- **Problem to solve**:
All of the material below is to be returned exactly.

- **Data in this exercise**:
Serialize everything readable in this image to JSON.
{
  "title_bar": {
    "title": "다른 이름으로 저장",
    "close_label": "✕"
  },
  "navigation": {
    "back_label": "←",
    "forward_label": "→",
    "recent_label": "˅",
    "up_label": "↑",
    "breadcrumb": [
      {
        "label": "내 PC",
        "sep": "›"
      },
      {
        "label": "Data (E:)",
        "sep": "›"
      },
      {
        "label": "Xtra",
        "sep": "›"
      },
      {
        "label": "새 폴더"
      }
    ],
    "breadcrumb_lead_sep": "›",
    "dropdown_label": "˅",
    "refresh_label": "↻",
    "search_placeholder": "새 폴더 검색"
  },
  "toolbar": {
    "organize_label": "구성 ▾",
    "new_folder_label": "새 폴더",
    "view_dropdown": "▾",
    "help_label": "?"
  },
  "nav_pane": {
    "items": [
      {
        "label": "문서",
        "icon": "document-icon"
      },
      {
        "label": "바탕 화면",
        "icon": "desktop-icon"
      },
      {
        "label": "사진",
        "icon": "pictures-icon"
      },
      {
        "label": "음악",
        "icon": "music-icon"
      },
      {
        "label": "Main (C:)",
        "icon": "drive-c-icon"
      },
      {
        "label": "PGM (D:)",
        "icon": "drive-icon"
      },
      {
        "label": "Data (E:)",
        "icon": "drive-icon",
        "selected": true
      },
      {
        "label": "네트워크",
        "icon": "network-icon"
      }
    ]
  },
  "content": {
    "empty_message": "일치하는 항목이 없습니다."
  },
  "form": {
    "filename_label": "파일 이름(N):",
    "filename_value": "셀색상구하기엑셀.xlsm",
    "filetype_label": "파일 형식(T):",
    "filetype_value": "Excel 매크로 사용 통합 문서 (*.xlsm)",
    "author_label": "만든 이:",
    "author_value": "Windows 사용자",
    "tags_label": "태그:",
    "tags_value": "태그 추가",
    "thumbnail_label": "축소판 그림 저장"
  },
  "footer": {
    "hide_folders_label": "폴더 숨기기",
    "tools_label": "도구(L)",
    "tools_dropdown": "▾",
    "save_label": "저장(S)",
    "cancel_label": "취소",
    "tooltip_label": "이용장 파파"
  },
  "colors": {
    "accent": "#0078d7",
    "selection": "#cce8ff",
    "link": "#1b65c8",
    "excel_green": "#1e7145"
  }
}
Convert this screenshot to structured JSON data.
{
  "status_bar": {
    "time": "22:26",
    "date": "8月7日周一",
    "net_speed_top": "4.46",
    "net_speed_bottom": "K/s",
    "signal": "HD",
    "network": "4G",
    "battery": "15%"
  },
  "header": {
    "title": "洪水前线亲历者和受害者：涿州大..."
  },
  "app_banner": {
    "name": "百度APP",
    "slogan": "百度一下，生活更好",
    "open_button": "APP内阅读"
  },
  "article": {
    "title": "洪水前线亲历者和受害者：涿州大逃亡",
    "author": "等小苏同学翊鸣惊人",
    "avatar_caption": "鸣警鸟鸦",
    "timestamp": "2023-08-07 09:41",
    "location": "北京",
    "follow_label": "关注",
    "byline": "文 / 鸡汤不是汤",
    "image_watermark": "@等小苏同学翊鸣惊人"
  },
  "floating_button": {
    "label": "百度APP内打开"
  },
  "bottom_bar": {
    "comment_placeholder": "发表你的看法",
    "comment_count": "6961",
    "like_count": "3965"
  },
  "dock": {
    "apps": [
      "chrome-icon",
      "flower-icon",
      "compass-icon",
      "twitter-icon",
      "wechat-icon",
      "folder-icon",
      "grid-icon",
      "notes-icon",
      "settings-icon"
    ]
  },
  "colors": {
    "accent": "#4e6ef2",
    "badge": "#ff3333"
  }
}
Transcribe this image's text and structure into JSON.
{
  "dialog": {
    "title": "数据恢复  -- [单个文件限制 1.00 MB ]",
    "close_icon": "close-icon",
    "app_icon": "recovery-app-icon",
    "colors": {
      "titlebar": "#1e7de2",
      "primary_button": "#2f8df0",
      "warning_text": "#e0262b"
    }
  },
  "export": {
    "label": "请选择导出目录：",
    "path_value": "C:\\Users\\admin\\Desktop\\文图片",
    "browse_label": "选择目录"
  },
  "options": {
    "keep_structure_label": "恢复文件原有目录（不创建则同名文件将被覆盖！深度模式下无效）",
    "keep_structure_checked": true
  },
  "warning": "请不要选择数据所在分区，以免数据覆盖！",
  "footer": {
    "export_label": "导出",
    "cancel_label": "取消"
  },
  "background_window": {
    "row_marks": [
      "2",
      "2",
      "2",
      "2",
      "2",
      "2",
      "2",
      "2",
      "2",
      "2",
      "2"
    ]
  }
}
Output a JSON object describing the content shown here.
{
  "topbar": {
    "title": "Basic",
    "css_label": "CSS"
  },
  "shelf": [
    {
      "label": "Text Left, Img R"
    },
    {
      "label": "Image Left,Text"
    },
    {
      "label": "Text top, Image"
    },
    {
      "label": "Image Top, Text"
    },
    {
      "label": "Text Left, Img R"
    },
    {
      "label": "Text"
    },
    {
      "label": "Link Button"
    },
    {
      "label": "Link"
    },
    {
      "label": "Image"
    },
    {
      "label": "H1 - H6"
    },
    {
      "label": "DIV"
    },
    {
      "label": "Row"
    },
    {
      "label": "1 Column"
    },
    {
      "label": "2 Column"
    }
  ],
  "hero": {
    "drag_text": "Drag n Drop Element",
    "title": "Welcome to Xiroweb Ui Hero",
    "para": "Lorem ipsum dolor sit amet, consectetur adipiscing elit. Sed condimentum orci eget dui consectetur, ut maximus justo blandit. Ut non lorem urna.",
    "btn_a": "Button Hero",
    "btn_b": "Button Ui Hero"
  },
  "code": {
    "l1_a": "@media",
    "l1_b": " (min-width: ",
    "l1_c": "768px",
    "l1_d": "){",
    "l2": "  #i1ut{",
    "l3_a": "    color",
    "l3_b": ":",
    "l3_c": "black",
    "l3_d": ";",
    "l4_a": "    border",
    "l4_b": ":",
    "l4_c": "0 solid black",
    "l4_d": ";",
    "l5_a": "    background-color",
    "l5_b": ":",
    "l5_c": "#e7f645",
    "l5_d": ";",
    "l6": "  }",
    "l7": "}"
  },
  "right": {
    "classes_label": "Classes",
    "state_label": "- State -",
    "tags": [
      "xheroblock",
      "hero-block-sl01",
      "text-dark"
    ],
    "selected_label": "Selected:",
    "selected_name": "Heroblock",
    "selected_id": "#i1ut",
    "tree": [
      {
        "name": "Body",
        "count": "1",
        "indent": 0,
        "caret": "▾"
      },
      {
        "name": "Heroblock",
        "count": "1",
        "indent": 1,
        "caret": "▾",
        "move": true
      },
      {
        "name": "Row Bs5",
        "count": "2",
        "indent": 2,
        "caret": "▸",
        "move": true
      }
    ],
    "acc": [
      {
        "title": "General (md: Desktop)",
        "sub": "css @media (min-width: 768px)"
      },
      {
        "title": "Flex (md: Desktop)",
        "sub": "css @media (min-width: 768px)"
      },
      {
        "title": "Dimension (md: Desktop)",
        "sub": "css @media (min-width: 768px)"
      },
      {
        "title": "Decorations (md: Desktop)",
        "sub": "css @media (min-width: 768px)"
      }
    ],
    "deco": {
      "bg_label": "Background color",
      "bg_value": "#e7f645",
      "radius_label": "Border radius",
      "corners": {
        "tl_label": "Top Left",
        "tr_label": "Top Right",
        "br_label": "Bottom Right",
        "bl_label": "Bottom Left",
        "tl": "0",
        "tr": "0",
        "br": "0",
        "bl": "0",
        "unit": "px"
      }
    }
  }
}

- **Full response**:
Serialize everything readable in this image to JSON.
{
  "title_bar": {
    "title": "다른 이름으로 저장",
    "close_label": "✕"
  },
  "navigation": {
    "back_label": "←",
    "forward_label": "→",
    "recent_label": "˅",
    "up_label": "↑",
    "breadcrumb": [
      {
        "label": "내 PC",
        "sep": "›"
      },
      {
        "label": "Data (E:)",
        "sep": "›"
      },
      {
        "label": "Xtra",
        "sep": "›"
      },
      {
        "label": "새 폴더"
      }
    ],
    "breadcrumb_lead_sep": "›",
    "dropdown_label": "˅",
    "refresh_label": "↻",
    "search_placeholder": "새 폴더 검색"
  },
  "toolbar": {
    "organize_label": "구성 ▾",
    "new_folder_label": "새 폴더",
    "view_dropdown": "▾",
    "help_label": "?"
  },
  "nav_pane": {
    "items": [
      {
        "label": "문서",
        "icon": "document-icon"
      },
      {
        "label": "바탕 화면",
        "icon": "desktop-icon"
      },
      {
        "label": "사진",
        "icon": "pictures-icon"
      },
      {
        "label": "음악",
        "icon": "music-icon"
      },
      {
        "label": "Main (C:)",
        "icon": "drive-c-icon"
      },
      {
        "label": "PGM (D:)",
        "icon": "drive-icon"
      },
      {
        "label": "Data (E:)",
        "icon": "drive-icon",
        "selected": true
      },
      {
        "label": "네트워크",
        "icon": "network-icon"
      }
    ]
  },
  "content": {
    "empty_message": "일치하는 항목이 없습니다."
  },
  "form": {
    "filename_label": "파일 이름(N):",
    "filename_value": "셀색상구하기엑셀.xlsm",
    "filetype_label": "파일 형식(T):",
    "filetype_value": "Excel 매크로 사용 통합 문서 (*.xlsm)",
    "author_label": "만든 이:",
    "author_value": "Windows 사용자",
    "tags_label": "태그:",
    "tags_value": "태그 추가",
    "thumbnail_label": "축소판 그림 저장"
  },
  "footer": {
    "hide_folders_label": "폴더 숨기기",
    "tools_label": "도구(L)",
    "tools_dropdown": "▾",
    "save_label": "저장(S)",
    "cancel_label": "취소",
    "tooltip_label": "이용장 파파"
  },
  "colors": {
    "accent": "#0078d7",
    "selection": "#cce8ff",
    "link": "#1b65c8",
    "excel_green": "#1e7145"
  }
}
Convert this screenshot to structured JSON data.
{
  "status_bar": {
    "time": "22:26",
    "date": "8月7日周一",
    "net_speed_top": "4.46",
    "net_speed_bottom": "K/s",
    "signal": "HD",
    "network": "4G",
    "battery": "15%"
  },
  "header": {
    "title": "洪水前线亲历者和受害者：涿州大..."
  },
  "app_banner": {
    "name": "百度APP",
    "slogan": "百度一下，生活更好",
    "open_button": "APP内阅读"
  },
  "article": {
    "title": "洪水前线亲历者和受害者：涿州大逃亡",
    "author": "等小苏同学翊鸣惊人",
    "avatar_caption": "鸣警鸟鸦",
    "timestamp": "2023-08-07 09:41",
    "location": "北京",
    "follow_label": "关注",
    "byline": "文 / 鸡汤不是汤",
    "image_watermark": "@等小苏同学翊鸣惊人"
  },
  "floating_button": {
    "label": "百度APP内打开"
  },
  "bottom_bar": {
    "comment_placeholder": "发表你的看法",
    "comment_count": "6961",
    "like_count": "3965"
  },
  "dock": {
    "apps": [
      "chrome-icon",
      "flower-icon",
      "compass-icon",
      "twitter-icon",
      "wechat-icon",
      "folder-icon",
      "grid-icon",
      "notes-icon",
      "settings-icon"
    ]
  },
  "colors": {
    "accent": "#4e6ef2",
    "badge": "#ff3333"
  }
}
Transcribe this image's text and structure into JSON.
{
  "dialog": {
    "title": "数据恢复  -- [单个文件限制 1.00 MB ]",
    "close_icon": "close-icon",
    "app_icon": "recovery-app-icon",
    "colors": {
      "titlebar": "#1e7de2",
      "primary_button": "#2f8df0",
      "warning_text": "#e0262b"
    }
  },
  "export": {
    "label": "请选择导出目录：",
    "path_value": "C:\\Users\\admin\\Desktop\\文图片",
    "browse_label": "选择目录"
  },
  "options": {
    "keep_structure_label": "恢复文件原有目录（不创建则同名文件将被覆盖！深度模式下无效）",
    "keep_structure_checked": true
  },
  "warning": "请不要选择数据所在分区，以免数据覆盖！",
  "footer": {
    "export_label": "导出",
    "cancel_label": "取消"
  },
  "background_window": {
    "row_marks": [
      "2",
      "2",
      "2",
      "2",
      "2",
      "2",
      "2",
      "2",
      "2",
      "2",
      "2"
    ]
  }
}
Output a JSON object describing the content shown here.
{
  "topbar": {
    "title": "Basic",
    "css_label": "CSS"
  },
  "shelf": [
    {
      "label": "Text Left, Img R"
    },
    {
      "label": "Image Left,Text"
    },
    {
      "label": "Text top, Image"
    },
    {
      "label": "Image Top, Text"
    },
    {
      "label": "Text Left, Img R"
    },
    {
      "label": "Text"
    },
    {
      "label": "Link Button"
    },
    {
      "label": "Link"
    },
    {
      "label": "Image"
    },
    {
      "label": "H1 - H6"
    },
    {
      "label": "DIV"
    },
    {
      "label": "Row"
    },
    {
      "label": "1 Column"
    },
    {
      "label": "2 Column"
    }
  ],
  "hero": {
    "drag_text": "Drag n Drop Element",
    "title": "Welcome to Xiroweb Ui Hero",
    "para": "Lorem ipsum dolor sit amet, consectetur adipiscing elit. Sed condimentum orci eget dui consectetur, ut maximus justo blandit. Ut non lorem urna.",
    "btn_a": "Button Hero",
    "btn_b": "Button Ui Hero"
  },
  "code": {
    "l1_a": "@media",
    "l1_b": " (min-width: ",
    "l1_c": "768px",
    "l1_d": "){",
    "l2": "  #i1ut{",
    "l3_a": "    color",
    "l3_b": ":",
    "l3_c": "black",
    "l3_d": ";",
    "l4_a": "    border",
    "l4_b": ":",
    "l4_c": "0 solid black",
    "l4_d": ";",
    "l5_a": "    background-color",
    "l5_b": ":",
    "l5_c": "#e7f645",
    "l5_d": ";",
    "l6": "  }",
    "l7": "}"
  },
  "right": {
    "classes_label": "Classes",
    "state_label": "- State -",
    "tags": [
      "xheroblock",
      "hero-block-sl01",
      "text-dark"
    ],
    "selected_label": "Selected:",
    "selected_name": "Heroblock",
    "selected_id": "#i1ut",
    "tree": [
      {
        "name": "Body",
        "count": "1",
        "indent": 0,
        "caret": "▾"
      },
      {
        "name": "Heroblock",
        "count": "1",
        "indent": 1,
        "caret": "▾",
        "move": true
      },
      {
        "name": "Row Bs5",
        "count": "2",
        "indent": 2,
        "caret": "▸",
        "move": true
      }
    ],
    "acc": [
      {
        "title": "General (md: Desktop)",
        "sub": "css @media (min-width: 768px)"
      },
      {
        "title": "Flex (md: Desktop)",
        "sub": "css @media (min-width: 768px)"
      },
      {
        "title": "Dimension (md: Desktop)",
        "sub": "css @media (min-width: 768px)"
      },
      {
        "title": "Decorations (md: Desktop)",
        "sub": "css @media (min-width: 768px)"
      }
    ],
    "deco": {
      "bg_label": "Background color",
      "bg_value": "#e7f645",
      "radius_label": "Border radius",
      "corners": {
        "tl_label": "Top Left",
        "tr_label": "Top Right",
        "br_label": "Bottom Right",
        "bl_label": "Bottom Left",
        "tl": "0",
        "tr": "0",
        "br": "0",
        "bl": "0",
        "unit": "px"
      }
    }
  }
}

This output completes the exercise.